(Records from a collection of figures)
******

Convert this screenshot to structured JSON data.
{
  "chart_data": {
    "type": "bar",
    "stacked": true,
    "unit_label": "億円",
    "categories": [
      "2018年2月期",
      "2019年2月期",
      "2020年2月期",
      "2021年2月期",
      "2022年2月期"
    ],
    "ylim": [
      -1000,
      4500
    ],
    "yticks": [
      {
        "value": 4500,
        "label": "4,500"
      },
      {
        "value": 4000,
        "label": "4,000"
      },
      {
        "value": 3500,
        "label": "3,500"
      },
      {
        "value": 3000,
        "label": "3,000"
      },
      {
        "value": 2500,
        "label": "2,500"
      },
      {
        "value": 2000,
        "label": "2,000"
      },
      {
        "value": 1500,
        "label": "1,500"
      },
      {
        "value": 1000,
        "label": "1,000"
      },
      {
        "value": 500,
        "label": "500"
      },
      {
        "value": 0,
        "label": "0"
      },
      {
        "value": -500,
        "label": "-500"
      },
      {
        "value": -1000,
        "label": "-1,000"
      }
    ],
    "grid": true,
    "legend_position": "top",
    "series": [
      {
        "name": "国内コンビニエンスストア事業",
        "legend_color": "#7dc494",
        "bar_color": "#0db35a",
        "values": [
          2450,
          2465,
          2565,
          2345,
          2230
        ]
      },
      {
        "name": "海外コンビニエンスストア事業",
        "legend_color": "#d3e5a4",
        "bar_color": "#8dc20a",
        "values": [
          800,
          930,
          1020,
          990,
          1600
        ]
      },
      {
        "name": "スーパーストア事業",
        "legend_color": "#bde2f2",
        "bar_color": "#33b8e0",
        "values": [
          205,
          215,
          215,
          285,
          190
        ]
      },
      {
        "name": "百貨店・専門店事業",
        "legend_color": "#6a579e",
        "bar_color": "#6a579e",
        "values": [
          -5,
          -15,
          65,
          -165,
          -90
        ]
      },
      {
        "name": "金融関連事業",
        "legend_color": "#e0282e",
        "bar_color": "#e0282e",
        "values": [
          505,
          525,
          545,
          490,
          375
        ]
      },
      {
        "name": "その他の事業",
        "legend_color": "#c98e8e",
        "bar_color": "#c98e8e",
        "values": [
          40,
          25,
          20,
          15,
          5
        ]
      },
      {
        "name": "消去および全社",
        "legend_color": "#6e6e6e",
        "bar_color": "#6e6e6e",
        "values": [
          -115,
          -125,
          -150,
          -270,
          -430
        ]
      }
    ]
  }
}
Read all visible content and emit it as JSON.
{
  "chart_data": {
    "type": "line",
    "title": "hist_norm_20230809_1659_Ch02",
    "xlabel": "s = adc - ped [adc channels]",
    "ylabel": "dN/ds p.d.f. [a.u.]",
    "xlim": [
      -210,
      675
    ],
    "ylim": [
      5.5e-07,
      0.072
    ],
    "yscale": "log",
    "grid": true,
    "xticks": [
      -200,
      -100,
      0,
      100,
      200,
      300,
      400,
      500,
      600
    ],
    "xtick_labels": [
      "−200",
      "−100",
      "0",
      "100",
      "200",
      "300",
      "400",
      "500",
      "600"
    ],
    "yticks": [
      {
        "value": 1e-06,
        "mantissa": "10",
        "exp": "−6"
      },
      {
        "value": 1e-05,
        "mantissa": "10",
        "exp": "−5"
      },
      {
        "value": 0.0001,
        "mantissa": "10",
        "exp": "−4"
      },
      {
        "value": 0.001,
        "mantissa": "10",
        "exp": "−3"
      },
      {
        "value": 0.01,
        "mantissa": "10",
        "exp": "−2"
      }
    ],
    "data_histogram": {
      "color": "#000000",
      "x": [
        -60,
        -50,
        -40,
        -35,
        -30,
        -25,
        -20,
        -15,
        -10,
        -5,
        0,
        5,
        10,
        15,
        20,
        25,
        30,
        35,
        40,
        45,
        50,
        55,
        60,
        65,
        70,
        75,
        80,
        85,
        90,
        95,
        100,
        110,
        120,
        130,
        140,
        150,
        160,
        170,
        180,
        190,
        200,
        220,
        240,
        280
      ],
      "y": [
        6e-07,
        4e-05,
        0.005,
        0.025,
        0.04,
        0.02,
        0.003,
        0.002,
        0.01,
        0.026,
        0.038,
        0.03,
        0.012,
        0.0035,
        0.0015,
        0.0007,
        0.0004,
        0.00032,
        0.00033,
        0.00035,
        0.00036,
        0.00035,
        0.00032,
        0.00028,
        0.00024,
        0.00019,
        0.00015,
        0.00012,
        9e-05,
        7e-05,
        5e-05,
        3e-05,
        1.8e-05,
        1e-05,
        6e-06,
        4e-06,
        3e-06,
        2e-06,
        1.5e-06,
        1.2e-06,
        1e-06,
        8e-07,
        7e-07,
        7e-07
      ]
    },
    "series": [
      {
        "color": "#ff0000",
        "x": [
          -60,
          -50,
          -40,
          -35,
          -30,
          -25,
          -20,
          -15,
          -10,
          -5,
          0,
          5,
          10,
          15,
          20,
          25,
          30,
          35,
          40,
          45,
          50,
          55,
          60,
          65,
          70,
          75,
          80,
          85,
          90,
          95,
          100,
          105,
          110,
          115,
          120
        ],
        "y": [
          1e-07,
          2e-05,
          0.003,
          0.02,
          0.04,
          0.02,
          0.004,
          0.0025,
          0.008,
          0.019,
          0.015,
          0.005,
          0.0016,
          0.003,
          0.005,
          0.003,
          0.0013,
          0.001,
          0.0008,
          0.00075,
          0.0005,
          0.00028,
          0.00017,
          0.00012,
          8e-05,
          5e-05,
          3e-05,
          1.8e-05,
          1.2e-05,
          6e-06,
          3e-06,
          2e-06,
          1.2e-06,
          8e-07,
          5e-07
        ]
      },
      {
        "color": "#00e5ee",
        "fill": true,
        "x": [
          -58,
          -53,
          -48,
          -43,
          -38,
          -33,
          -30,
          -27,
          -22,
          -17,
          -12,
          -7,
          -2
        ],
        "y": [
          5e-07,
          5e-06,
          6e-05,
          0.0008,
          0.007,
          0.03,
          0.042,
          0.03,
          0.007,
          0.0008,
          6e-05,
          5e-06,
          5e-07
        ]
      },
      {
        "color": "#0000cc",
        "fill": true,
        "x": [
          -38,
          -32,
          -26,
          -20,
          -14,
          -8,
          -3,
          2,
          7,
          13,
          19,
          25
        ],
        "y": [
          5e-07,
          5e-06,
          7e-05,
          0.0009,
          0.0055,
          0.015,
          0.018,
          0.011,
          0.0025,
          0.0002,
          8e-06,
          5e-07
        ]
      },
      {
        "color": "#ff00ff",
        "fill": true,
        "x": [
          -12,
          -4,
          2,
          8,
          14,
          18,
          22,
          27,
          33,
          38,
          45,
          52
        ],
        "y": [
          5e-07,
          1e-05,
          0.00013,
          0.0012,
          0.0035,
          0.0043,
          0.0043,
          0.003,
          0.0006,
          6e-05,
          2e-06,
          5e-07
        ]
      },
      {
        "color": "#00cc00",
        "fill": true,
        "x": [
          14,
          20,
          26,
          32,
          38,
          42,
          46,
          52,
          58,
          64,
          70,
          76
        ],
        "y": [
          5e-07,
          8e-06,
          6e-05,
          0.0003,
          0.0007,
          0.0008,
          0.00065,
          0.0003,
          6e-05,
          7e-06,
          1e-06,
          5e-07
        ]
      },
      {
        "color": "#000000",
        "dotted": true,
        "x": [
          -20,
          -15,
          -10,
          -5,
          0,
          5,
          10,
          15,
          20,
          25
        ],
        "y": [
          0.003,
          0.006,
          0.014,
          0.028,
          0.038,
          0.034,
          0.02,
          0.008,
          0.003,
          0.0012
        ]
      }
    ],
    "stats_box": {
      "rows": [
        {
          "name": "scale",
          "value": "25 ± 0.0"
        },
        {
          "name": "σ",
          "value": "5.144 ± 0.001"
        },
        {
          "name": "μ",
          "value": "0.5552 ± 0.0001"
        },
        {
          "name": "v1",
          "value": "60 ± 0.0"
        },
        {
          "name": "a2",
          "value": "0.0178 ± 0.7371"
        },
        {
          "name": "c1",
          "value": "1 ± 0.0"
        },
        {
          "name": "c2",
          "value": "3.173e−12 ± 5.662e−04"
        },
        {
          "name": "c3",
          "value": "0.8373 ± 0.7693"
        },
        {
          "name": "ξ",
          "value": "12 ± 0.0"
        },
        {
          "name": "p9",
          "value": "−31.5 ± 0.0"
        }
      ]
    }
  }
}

******

Scan the entries above for the word "JSON" and collect each line holding it.

* EXPECTED ANSWER *
Convert this screenshot to structured JSON data.
Read all visible content and emit it as JSON.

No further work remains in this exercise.